Data shown ->
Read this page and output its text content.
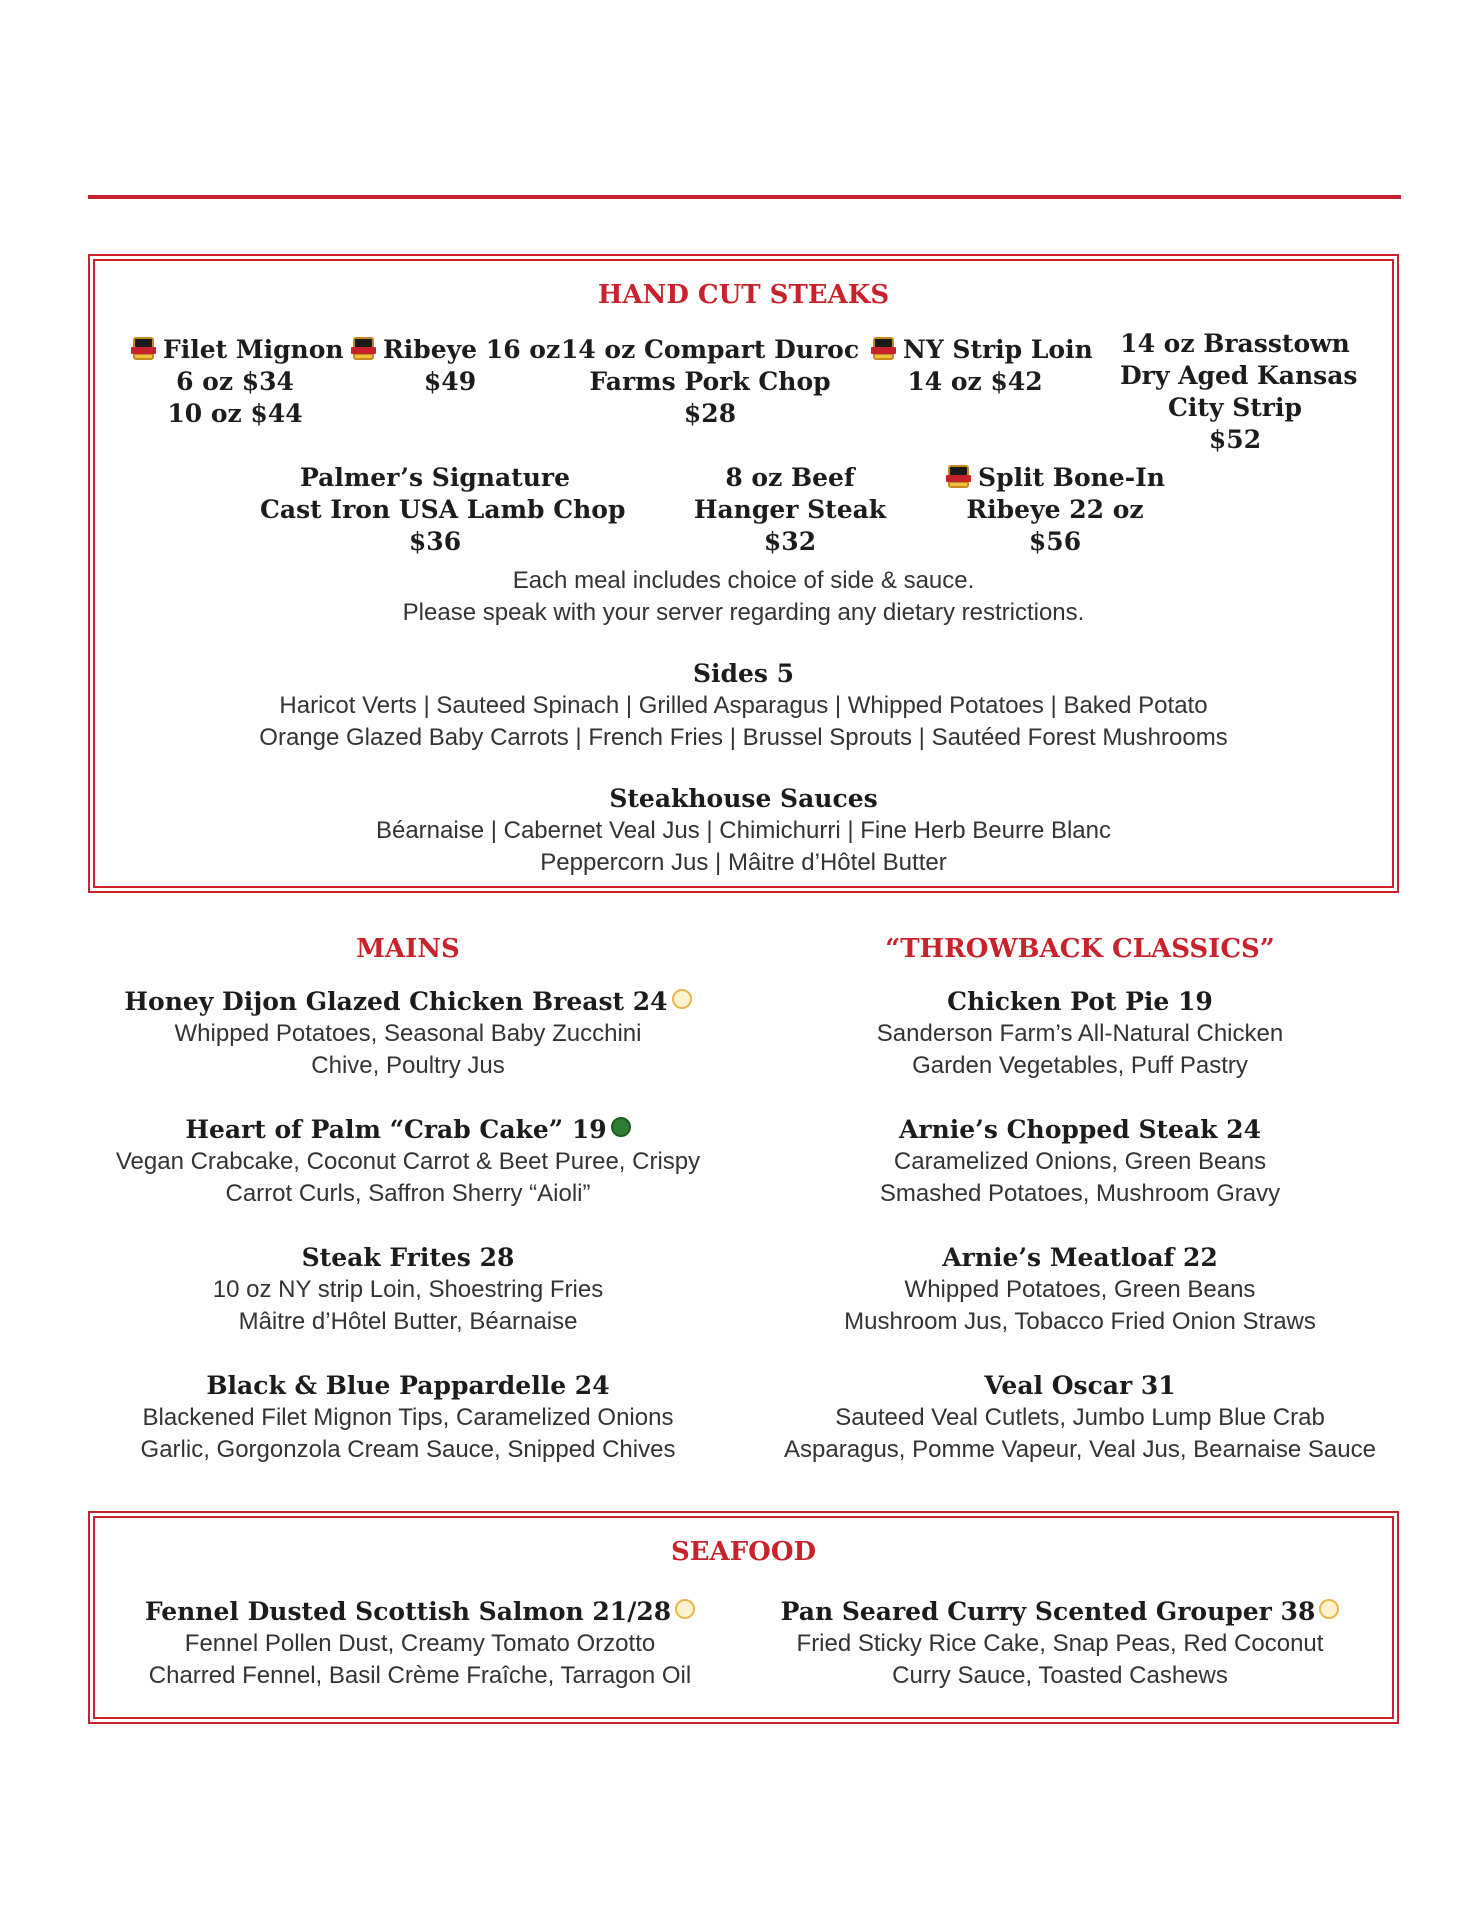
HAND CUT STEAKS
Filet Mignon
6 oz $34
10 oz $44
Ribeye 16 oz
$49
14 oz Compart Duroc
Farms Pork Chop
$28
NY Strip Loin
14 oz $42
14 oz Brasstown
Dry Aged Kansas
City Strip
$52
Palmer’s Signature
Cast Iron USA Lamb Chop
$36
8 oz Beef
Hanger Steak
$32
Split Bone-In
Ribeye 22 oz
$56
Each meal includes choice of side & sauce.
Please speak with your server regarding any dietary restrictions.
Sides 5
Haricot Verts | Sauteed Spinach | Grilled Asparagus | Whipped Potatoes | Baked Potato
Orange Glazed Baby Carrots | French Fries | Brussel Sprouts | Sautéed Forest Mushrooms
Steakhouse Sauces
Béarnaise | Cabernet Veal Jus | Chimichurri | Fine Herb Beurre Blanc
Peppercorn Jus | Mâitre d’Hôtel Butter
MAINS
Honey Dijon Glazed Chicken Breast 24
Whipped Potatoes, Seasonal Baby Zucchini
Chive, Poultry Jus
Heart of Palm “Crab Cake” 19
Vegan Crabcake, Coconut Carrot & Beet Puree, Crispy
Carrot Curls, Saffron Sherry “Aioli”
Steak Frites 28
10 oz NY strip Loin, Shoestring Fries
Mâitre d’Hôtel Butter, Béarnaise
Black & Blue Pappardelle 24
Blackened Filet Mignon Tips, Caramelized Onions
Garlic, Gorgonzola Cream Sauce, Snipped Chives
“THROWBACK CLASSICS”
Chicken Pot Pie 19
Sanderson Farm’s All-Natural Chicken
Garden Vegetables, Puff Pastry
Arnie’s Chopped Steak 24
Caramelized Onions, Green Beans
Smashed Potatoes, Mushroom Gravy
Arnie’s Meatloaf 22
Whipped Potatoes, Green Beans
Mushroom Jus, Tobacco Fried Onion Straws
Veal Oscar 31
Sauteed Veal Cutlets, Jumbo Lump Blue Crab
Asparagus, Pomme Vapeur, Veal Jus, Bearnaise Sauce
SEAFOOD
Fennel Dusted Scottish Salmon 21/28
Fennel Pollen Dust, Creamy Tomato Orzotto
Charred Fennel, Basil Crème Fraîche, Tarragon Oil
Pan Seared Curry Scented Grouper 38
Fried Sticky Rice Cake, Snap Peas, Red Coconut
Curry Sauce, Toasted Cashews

--

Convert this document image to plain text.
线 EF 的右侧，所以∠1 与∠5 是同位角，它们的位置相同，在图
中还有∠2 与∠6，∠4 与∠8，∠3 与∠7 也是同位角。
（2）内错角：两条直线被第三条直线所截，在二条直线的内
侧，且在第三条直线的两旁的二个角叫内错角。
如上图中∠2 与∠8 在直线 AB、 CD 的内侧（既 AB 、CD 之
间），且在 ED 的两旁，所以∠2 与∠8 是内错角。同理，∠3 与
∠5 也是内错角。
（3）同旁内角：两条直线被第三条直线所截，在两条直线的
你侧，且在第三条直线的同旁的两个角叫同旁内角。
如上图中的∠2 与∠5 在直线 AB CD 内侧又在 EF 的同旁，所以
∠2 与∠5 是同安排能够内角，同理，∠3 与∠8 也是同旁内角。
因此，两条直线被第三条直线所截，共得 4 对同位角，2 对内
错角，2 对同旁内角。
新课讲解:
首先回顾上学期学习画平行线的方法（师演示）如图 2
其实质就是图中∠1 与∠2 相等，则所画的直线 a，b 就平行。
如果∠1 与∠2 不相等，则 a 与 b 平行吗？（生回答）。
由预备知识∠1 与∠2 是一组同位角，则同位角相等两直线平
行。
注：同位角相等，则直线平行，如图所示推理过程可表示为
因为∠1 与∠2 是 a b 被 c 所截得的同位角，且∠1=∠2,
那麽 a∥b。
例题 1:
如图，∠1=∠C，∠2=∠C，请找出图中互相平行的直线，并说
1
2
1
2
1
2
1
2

Task -> Check every line of the data, and copy the ones that contain "Chicken".

Solution to this exercise ->
Honey Dijon Glazed Chicken Breast 24
Chicken Pot Pie 19
Sanderson Farm’s All-Natural Chicken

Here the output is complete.